> _WHAT IS BEING ASKED_
Could you extract every entry below and reproduce it exactly?

> _STORED ROWS_
========================================================================

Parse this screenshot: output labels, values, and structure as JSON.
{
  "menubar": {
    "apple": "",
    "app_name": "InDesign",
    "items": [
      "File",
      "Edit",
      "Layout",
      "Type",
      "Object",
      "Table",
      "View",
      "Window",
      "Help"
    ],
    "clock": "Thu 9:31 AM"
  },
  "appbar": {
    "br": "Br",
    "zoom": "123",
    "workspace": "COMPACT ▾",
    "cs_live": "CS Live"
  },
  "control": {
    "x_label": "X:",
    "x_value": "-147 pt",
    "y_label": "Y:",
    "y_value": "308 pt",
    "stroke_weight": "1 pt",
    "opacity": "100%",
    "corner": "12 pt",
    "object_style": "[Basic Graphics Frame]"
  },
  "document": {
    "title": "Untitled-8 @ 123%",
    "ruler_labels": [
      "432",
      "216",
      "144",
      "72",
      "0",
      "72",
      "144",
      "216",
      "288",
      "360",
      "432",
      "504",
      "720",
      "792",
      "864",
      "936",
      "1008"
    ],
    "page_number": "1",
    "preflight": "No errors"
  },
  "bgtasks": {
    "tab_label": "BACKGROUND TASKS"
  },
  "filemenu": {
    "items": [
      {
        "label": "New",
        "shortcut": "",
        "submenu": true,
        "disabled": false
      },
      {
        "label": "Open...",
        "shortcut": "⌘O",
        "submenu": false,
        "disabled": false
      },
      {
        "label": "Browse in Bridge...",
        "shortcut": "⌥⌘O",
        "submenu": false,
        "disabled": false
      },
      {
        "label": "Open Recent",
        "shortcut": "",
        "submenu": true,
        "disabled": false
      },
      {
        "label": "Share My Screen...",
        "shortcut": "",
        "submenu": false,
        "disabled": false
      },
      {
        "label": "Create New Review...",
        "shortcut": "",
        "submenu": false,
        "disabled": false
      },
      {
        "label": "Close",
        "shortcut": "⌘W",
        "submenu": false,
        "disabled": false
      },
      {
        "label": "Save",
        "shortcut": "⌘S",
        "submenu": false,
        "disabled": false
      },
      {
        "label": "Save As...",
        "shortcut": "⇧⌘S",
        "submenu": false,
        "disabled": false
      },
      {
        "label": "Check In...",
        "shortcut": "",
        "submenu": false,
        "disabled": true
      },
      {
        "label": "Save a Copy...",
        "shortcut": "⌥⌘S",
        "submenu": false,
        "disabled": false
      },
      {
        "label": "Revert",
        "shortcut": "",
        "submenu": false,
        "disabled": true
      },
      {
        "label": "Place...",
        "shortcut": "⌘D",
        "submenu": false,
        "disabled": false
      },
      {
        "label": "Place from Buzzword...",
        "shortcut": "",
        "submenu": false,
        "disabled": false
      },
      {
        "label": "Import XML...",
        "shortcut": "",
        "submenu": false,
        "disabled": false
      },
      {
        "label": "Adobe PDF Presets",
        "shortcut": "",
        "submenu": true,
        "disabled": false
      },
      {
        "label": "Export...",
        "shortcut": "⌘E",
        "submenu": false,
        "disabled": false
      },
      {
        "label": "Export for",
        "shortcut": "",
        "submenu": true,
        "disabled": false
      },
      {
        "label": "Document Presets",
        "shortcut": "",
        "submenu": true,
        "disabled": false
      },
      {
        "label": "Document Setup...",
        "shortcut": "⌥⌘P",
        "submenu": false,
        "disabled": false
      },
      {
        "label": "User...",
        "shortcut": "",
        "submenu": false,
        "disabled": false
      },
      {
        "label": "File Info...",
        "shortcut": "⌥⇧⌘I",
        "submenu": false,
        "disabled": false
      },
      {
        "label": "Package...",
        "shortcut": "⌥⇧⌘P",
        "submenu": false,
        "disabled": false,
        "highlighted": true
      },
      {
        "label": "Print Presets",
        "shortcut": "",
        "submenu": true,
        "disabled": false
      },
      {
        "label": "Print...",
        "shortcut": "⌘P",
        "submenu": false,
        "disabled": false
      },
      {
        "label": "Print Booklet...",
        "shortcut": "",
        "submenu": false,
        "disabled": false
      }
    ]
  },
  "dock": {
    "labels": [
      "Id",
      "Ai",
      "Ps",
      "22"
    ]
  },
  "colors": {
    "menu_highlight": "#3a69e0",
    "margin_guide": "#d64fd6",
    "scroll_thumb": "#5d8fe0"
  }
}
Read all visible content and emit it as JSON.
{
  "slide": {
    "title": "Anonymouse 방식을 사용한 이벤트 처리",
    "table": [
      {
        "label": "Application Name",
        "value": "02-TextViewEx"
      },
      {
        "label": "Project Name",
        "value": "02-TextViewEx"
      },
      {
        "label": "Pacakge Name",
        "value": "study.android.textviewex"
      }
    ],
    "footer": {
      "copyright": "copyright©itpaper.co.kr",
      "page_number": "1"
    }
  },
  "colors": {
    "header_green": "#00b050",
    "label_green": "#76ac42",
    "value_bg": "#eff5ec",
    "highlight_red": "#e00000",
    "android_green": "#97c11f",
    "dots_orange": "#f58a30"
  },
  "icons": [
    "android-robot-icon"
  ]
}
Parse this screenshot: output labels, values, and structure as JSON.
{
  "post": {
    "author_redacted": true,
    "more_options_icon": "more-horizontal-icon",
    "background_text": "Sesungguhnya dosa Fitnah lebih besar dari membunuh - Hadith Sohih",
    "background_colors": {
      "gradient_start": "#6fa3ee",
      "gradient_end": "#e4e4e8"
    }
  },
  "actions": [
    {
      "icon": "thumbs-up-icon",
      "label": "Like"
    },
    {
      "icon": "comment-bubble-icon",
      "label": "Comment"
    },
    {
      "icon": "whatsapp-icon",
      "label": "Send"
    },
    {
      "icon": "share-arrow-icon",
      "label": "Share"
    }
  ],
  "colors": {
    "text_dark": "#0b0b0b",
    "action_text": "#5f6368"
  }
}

========================================================================

> _EXPECTED OUTPUT_
Parse this screenshot: output labels, values, and structure as JSON.
{
  "menubar": {
    "apple": "",
    "app_name": "InDesign",
    "items": [
      "File",
      "Edit",
      "Layout",
      "Type",
      "Object",
      "Table",
      "View",
      "Window",
      "Help"
    ],
    "clock": "Thu 9:31 AM"
  },
  "appbar": {
    "br": "Br",
    "zoom": "123",
    "workspace": "COMPACT ▾",
    "cs_live": "CS Live"
  },
  "control": {
    "x_label": "X:",
    "x_value": "-147 pt",
    "y_label": "Y:",
    "y_value": "308 pt",
    "stroke_weight": "1 pt",
    "opacity": "100%",
    "corner": "12 pt",
    "object_style": "[Basic Graphics Frame]"
  },
  "document": {
    "title": "Untitled-8 @ 123%",
    "ruler_labels": [
      "432",
      "216",
      "144",
      "72",
      "0",
      "72",
      "144",
      "216",
      "288",
      "360",
      "432",
      "504",
      "720",
      "792",
      "864",
      "936",
      "1008"
    ],
    "page_number": "1",
    "preflight": "No errors"
  },
  "bgtasks": {
    "tab_label": "BACKGROUND TASKS"
  },
  "filemenu": {
    "items": [
      {
        "label": "New",
        "shortcut": "",
        "submenu": true,
        "disabled": false
      },
      {
        "label": "Open...",
        "shortcut": "⌘O",
        "submenu": false,
        "disabled": false
      },
      {
        "label": "Browse in Bridge...",
        "shortcut": "⌥⌘O",
        "submenu": false,
        "disabled": false
      },
      {
        "label": "Open Recent",
        "shortcut": "",
        "submenu": true,
        "disabled": false
      },
      {
        "label": "Share My Screen...",
        "shortcut": "",
        "submenu": false,
        "disabled": false
      },
      {
        "label": "Create New Review...",
        "shortcut": "",
        "submenu": false,
        "disabled": false
      },
      {
        "label": "Close",
        "shortcut": "⌘W",
        "submenu": false,
        "disabled": false
      },
      {
        "label": "Save",
        "shortcut": "⌘S",
        "submenu": false,
        "disabled": false
      },
      {
        "label": "Save As...",
        "shortcut": "⇧⌘S",
        "submenu": false,
        "disabled": false
      },
      {
        "label": "Check In...",
        "shortcut": "",
        "submenu": false,
        "disabled": true
      },
      {
        "label": "Save a Copy...",
        "shortcut": "⌥⌘S",
        "submenu": false,
        "disabled": false
      },
      {
        "label": "Revert",
        "shortcut": "",
        "submenu": false,
        "disabled": true
      },
      {
        "label": "Place...",
        "shortcut": "⌘D",
        "submenu": false,
        "disabled": false
      },
      {
        "label": "Place from Buzzword...",
        "shortcut": "",
        "submenu": false,
        "disabled": false
      },
      {
        "label": "Import XML...",
        "shortcut": "",
        "submenu": false,
        "disabled": false
      },
      {
        "label": "Adobe PDF Presets",
        "shortcut": "",
        "submenu": true,
        "disabled": false
      },
      {
        "label": "Export...",
        "shortcut": "⌘E",
        "submenu": false,
        "disabled": false
      },
      {
        "label": "Export for",
        "shortcut": "",
        "submenu": true,
        "disabled": false
      },
      {
        "label": "Document Presets",
        "shortcut": "",
        "submenu": true,
        "disabled": false
      },
      {
        "label": "Document Setup...",
        "shortcut": "⌥⌘P",
        "submenu": false,
        "disabled": false
      },
      {
        "label": "User...",
        "shortcut": "",
        "submenu": false,
        "disabled": false
      },
      {
        "label": "File Info...",
        "shortcut": "⌥⇧⌘I",
        "submenu": false,
        "disabled": false
      },
      {
        "label": "Package...",
        "shortcut": "⌥⇧⌘P",
        "submenu": false,
        "disabled": false,
        "highlighted": true
      },
      {
        "label": "Print Presets",
        "shortcut": "",
        "submenu": true,
        "disabled": false
      },
      {
        "label": "Print...",
        "shortcut": "⌘P",
        "submenu": false,
        "disabled": false
      },
      {
        "label": "Print Booklet...",
        "shortcut": "",
        "submenu": false,
        "disabled": false
      }
    ]
  },
  "dock": {
    "labels": [
      "Id",
      "Ai",
      "Ps",
      "22"
    ]
  },
  "colors": {
    "menu_highlight": "#3a69e0",
    "margin_guide": "#d64fd6",
    "scroll_thumb": "#5d8fe0"
  }
}
Read all visible content and emit it as JSON.
{
  "slide": {
    "title": "Anonymouse 방식을 사용한 이벤트 처리",
    "table": [
      {
        "label": "Application Name",
        "value": "02-TextViewEx"
      },
      {
        "label": "Project Name",
        "value": "02-TextViewEx"
      },
      {
        "label": "Pacakge Name",
        "value": "study.android.textviewex"
      }
    ],
    "footer": {
      "copyright": "copyright©itpaper.co.kr",
      "page_number": "1"
    }
  },
  "colors": {
    "header_green": "#00b050",
    "label_green": "#76ac42",
    "value_bg": "#eff5ec",
    "highlight_red": "#e00000",
    "android_green": "#97c11f",
    "dots_orange": "#f58a30"
  },
  "icons": [
    "android-robot-icon"
  ]
}
Parse this screenshot: output labels, values, and structure as JSON.
{
  "post": {
    "author_redacted": true,
    "more_options_icon": "more-horizontal-icon",
    "background_text": "Sesungguhnya dosa Fitnah lebih besar dari membunuh - Hadith Sohih",
    "background_colors": {
      "gradient_start": "#6fa3ee",
      "gradient_end": "#e4e4e8"
    }
  },
  "actions": [
    {
      "icon": "thumbs-up-icon",
      "label": "Like"
    },
    {
      "icon": "comment-bubble-icon",
      "label": "Comment"
    },
    {
      "icon": "whatsapp-icon",
      "label": "Send"
    },
    {
      "icon": "share-arrow-icon",
      "label": "Share"
    }
  ],
  "colors": {
    "text_dark": "#0b0b0b",
    "action_text": "#5f6368"
  }
}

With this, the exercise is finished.